**What to produce**
Show each line of the data below that has the string "text" in it.

[Dataset excerpt]
--------

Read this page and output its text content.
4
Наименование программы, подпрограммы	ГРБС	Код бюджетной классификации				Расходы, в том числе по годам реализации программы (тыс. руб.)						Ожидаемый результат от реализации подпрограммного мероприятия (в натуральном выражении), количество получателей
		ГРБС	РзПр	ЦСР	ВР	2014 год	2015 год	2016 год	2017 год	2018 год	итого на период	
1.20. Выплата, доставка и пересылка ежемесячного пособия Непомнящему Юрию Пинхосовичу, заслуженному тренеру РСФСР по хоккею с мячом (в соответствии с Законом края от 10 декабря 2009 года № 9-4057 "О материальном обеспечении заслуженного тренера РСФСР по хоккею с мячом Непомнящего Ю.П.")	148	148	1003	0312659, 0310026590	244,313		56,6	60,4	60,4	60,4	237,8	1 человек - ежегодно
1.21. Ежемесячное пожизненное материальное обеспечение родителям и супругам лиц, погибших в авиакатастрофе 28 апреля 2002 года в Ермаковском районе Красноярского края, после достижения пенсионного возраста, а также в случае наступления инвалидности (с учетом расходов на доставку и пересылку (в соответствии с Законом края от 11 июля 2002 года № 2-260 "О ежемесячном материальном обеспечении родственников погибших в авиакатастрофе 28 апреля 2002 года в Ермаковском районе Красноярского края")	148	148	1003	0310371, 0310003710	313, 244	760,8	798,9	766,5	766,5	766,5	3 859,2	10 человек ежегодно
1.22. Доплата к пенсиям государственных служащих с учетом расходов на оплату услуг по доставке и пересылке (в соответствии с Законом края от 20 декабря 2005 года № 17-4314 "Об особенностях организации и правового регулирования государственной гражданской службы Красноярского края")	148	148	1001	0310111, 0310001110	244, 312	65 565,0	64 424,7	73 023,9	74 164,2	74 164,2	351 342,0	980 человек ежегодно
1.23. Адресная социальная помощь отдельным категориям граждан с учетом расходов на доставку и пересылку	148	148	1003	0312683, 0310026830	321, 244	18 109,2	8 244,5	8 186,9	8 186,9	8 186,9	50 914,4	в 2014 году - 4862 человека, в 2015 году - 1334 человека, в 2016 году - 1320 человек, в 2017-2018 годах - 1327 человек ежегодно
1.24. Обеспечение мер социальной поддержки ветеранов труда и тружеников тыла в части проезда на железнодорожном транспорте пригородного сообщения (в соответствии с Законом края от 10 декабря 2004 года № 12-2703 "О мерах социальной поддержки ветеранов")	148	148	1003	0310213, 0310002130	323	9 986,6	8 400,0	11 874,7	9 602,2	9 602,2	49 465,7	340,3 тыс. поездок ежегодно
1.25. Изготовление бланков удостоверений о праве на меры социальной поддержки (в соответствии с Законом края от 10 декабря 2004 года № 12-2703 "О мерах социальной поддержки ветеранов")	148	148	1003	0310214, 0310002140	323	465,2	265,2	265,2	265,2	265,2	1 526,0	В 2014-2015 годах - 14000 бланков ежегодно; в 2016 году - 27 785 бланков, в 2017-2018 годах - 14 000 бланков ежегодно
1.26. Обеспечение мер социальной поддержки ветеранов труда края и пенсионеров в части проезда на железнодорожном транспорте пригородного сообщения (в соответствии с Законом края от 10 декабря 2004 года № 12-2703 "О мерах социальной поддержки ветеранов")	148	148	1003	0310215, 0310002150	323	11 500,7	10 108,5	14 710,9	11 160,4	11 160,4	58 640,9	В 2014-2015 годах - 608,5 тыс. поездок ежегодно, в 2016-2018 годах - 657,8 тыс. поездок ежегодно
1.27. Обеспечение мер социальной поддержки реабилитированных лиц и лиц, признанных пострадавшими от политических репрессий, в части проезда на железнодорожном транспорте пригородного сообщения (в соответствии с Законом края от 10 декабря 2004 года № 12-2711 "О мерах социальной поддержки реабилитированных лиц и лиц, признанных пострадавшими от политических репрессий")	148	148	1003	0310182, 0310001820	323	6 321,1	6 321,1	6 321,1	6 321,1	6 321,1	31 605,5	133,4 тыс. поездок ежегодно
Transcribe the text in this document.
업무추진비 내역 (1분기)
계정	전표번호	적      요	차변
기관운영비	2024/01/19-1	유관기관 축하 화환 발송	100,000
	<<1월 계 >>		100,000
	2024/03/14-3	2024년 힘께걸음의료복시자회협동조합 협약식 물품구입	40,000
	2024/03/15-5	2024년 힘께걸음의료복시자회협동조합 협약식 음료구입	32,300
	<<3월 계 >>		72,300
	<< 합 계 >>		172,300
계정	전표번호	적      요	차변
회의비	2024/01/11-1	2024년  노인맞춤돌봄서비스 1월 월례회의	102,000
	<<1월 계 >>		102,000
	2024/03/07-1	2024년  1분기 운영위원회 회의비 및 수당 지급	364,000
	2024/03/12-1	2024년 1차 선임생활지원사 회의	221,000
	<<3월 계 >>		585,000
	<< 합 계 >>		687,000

--------

**Exercise output**
Read this page and output its text content.
Transcribe the text in this document.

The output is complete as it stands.